EXERCISE OBJECTIVE: Copy all the entries word for word, but omit the pictures.

Excerpts from a figure dataset:

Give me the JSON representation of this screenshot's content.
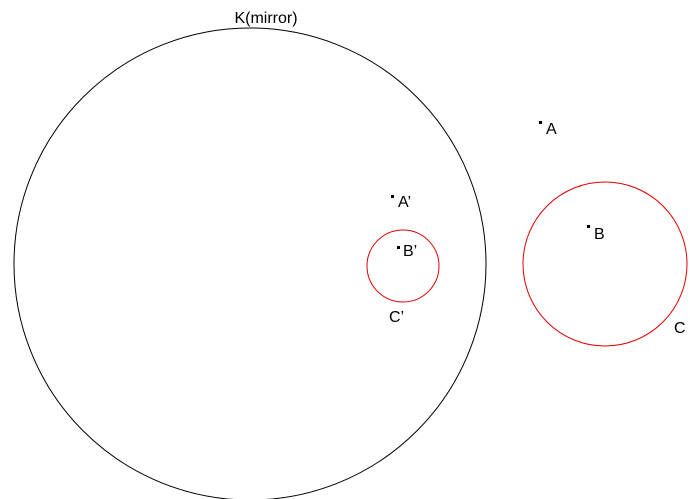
{
  "nodes": [
    {
      "label": "K(mirror)"
    },
    {
      "label": "A"
    },
    {
      "label": "A’"
    },
    {
      "label": "B"
    },
    {
      "label": "B’"
    },
    {
      "label": "C"
    },
    {
      "label": "C’"
    }
  ]
}
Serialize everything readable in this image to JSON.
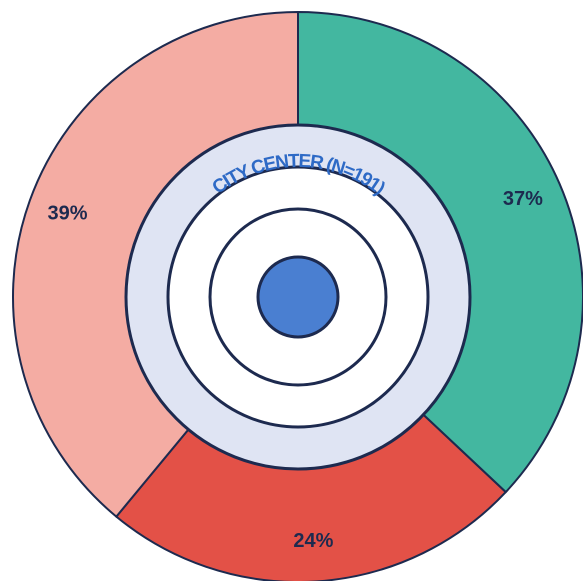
{
  "chart_data": {
    "type": "pie",
    "title": "CITY CENTER (N=191)",
    "values": [
      37,
      24,
      39
    ],
    "value_labels": [
      "37%",
      "24%",
      "39%"
    ],
    "colors": [
      "#43b7a0",
      "#e35147",
      "#f4aca3"
    ]
  }
}
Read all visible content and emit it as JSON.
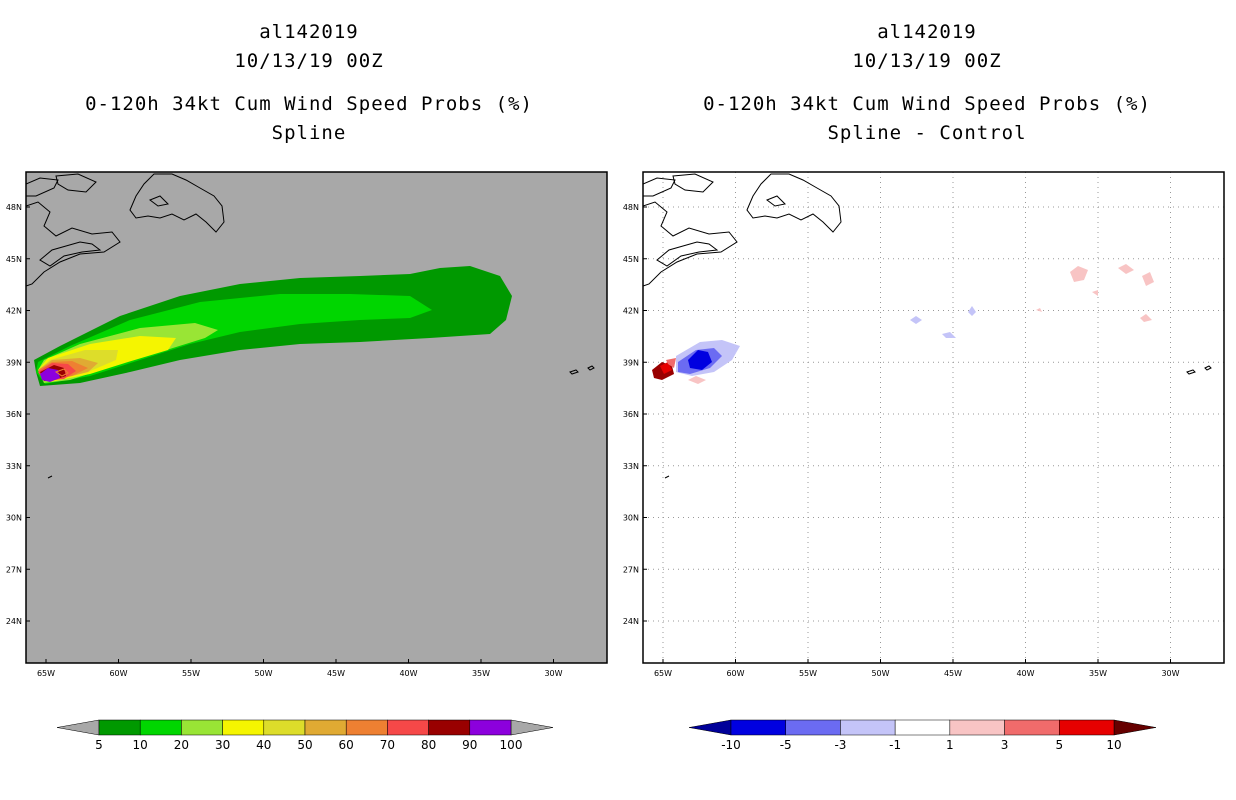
{
  "left": {
    "storm_id": "al142019",
    "datetime": "10/13/19 00Z",
    "product": "0-120h 34kt Cum Wind Speed Probs (%)",
    "variant": "Spline",
    "background_color": "#a8a8a8",
    "legend_labels": [
      "5",
      "10",
      "20",
      "30",
      "40",
      "50",
      "60",
      "70",
      "80",
      "90",
      "100"
    ],
    "legend_colors": [
      "#009900",
      "#00d600",
      "#99e535",
      "#f5f500",
      "#dddd2a",
      "#e0aa33",
      "#ee8032",
      "#f64848",
      "#990000",
      "#8c00dd"
    ]
  },
  "right": {
    "storm_id": "al142019",
    "datetime": "10/13/19 00Z",
    "product": "0-120h 34kt Cum Wind Speed Probs (%)",
    "variant": "Spline - Control",
    "background_color": "#ffffff",
    "legend_labels": [
      "-10",
      "-5",
      "-3",
      "-1",
      "1",
      "3",
      "5",
      "10"
    ],
    "legend_colors": [
      "#0000e0",
      "#6b6bf2",
      "#c4c4f8",
      "#ffffff",
      "#f8c4c4",
      "#f06b6b",
      "#e60000"
    ]
  },
  "axes": {
    "lat_labels": [
      "48N",
      "45N",
      "42N",
      "39N",
      "36N",
      "33N",
      "30N",
      "27N",
      "24N"
    ],
    "lon_labels": [
      "65W",
      "60W",
      "55W",
      "50W",
      "45W",
      "40W",
      "35W",
      "30W"
    ]
  }
}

IN RESPONSE:
Give me the JSON representation of this screenshot's content.
{
  "nodes": [
    {
      "label": "K(mirror)"
    },
    {
      "label": "A"
    },
    {
      "label": "A’"
    },
    {
      "label": "B"
    },
    {
      "label": "B’"
    },
    {
      "label": "C"
    },
    {
      "label": "C’"
    }
  ]
}
Serialize everything readable in this image to JSON.
{
  "chart_data": {
    "type": "pie",
    "title": "CITY CENTER (N=191)",
    "values": [
      37,
      24,
      39
    ],
    "value_labels": [
      "37%",
      "24%",
      "39%"
    ],
    "colors": [
      "#43b7a0",
      "#e35147",
      "#f4aca3"
    ]
  }
}
Read all visible content and emit it as JSON.
{
  "left": {
    "storm_id": "al142019",
    "datetime": "10/13/19 00Z",
    "product": "0-120h 34kt Cum Wind Speed Probs (%)",
    "variant": "Spline",
    "background_color": "#a8a8a8",
    "legend_labels": [
      "5",
      "10",
      "20",
      "30",
      "40",
      "50",
      "60",
      "70",
      "80",
      "90",
      "100"
    ],
    "legend_colors": [
      "#009900",
      "#00d600",
      "#99e535",
      "#f5f500",
      "#dddd2a",
      "#e0aa33",
      "#ee8032",
      "#f64848",
      "#990000",
      "#8c00dd"
    ]
  },
  "right": {
    "storm_id": "al142019",
    "datetime": "10/13/19 00Z",
    "product": "0-120h 34kt Cum Wind Speed Probs (%)",
    "variant": "Spline - Control",
    "background_color": "#ffffff",
    "legend_labels": [
      "-10",
      "-5",
      "-3",
      "-1",
      "1",
      "3",
      "5",
      "10"
    ],
    "legend_colors": [
      "#0000e0",
      "#6b6bf2",
      "#c4c4f8",
      "#ffffff",
      "#f8c4c4",
      "#f06b6b",
      "#e60000"
    ]
  },
  "axes": {
    "lat_labels": [
      "48N",
      "45N",
      "42N",
      "39N",
      "36N",
      "33N",
      "30N",
      "27N",
      "24N"
    ],
    "lon_labels": [
      "65W",
      "60W",
      "55W",
      "50W",
      "45W",
      "40W",
      "35W",
      "30W"
    ]
  }
}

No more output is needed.